* _TASK OBJECTIVE_: Within the material below, find each line bearing the word "true" and present it.

Extracted records:
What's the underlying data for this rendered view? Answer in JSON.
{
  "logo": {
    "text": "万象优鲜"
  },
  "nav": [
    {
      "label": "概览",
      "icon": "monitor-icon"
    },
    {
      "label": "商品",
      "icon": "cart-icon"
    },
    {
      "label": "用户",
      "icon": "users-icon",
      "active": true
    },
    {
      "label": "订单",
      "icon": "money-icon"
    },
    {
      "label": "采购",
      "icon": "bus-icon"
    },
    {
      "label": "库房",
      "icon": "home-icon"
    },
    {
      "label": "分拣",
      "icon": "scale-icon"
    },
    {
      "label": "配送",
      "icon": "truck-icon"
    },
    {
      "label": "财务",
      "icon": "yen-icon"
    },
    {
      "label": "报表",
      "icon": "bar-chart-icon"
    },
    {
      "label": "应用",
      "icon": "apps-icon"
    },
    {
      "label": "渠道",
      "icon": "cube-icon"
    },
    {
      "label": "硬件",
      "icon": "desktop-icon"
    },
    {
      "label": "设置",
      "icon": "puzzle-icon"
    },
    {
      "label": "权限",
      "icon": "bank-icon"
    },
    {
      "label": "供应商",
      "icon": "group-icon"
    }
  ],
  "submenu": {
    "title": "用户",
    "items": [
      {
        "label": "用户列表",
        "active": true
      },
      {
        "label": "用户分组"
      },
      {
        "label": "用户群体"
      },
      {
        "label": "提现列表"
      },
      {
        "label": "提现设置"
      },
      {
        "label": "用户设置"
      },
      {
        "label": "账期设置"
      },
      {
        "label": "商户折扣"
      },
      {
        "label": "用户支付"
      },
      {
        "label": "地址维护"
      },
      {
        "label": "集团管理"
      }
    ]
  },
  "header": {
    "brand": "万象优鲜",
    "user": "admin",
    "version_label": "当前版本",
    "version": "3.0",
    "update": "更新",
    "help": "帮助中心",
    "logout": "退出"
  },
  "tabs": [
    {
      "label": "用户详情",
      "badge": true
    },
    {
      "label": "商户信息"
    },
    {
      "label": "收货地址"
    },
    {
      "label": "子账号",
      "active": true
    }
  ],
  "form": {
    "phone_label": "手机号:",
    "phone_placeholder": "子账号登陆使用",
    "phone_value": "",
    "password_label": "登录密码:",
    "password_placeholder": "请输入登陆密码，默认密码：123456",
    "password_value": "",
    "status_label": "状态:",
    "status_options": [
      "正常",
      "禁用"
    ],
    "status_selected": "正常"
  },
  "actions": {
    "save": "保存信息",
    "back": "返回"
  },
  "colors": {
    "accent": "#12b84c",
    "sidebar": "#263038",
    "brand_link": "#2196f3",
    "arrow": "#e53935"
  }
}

* _TASK RESULT_:
      "active": true
        "active": true
      "badge": true
      "active": true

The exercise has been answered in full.